The request:
A verbatim copy of the records is required, with all pictures left out.

Given information:
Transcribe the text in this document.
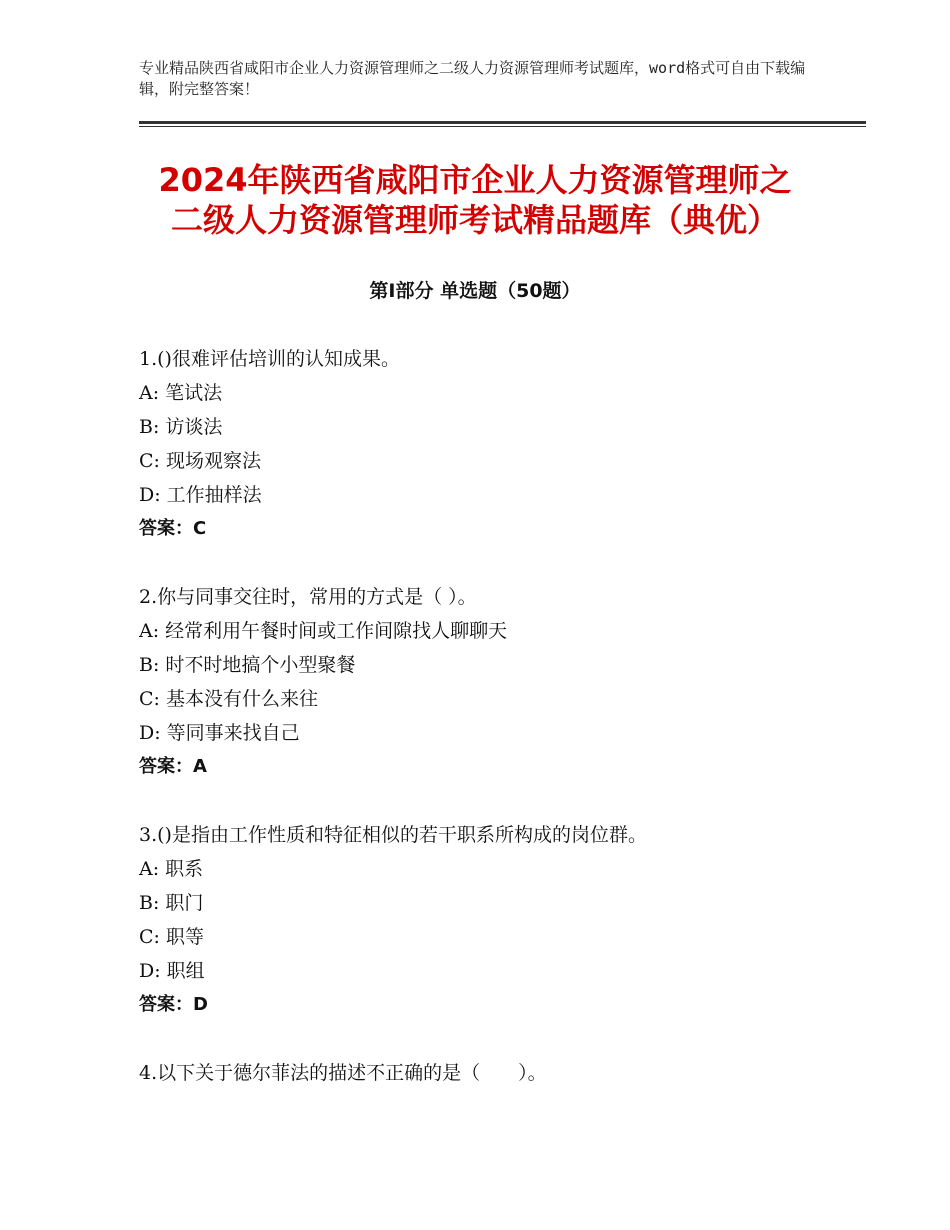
专业精品陕西省咸阳市企业人力资源管理师之二级人力资源管理师考试题库，word格式可自由下载编辑，附完整答案！
2024年陕西省咸阳市企业人力资源管理师之
二级人力资源管理师考试精品题库（典优）
第Ⅰ部分 单选题（50题）
1.()很难评估培训的认知成果。
A: 笔试法
B: 访谈法
C: 现场观察法
D: 工作抽样法
答案：C
2.你与同事交往时，常用的方式是（ ）。
A: 经常利用午餐时间或工作间隙找人聊聊天
B: 时不时地搞个小型聚餐
C: 基本没有什么来往
D: 等同事来找自己
答案：A
3.()是指由工作性质和特征相似的若干职系所构成的岗位群。
A: 职系
B: 职门
C: 职等
D: 职组
答案：D
4.以下关于德尔菲法的描述不正确的是（　　）。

Correct result:
Transcribe the text in this document.
专业精品陕西省咸阳市企业人力资源管理师之二级人力资源管理师考试题库，word格式可自由下载编辑，附完整答案！
2024年陕西省咸阳市企业人力资源管理师之
二级人力资源管理师考试精品题库（典优）
第Ⅰ部分 单选题（50题）
1.()很难评估培训的认知成果。
A: 笔试法
B: 访谈法
C: 现场观察法
D: 工作抽样法
答案：C
2.你与同事交往时，常用的方式是（ ）。
A: 经常利用午餐时间或工作间隙找人聊聊天
B: 时不时地搞个小型聚餐
C: 基本没有什么来往
D: 等同事来找自己
答案：A
3.()是指由工作性质和特征相似的若干职系所构成的岗位群。
A: 职系
B: 职门
C: 职等
D: 职组
答案：D
4.以下关于德尔菲法的描述不正确的是（　　）。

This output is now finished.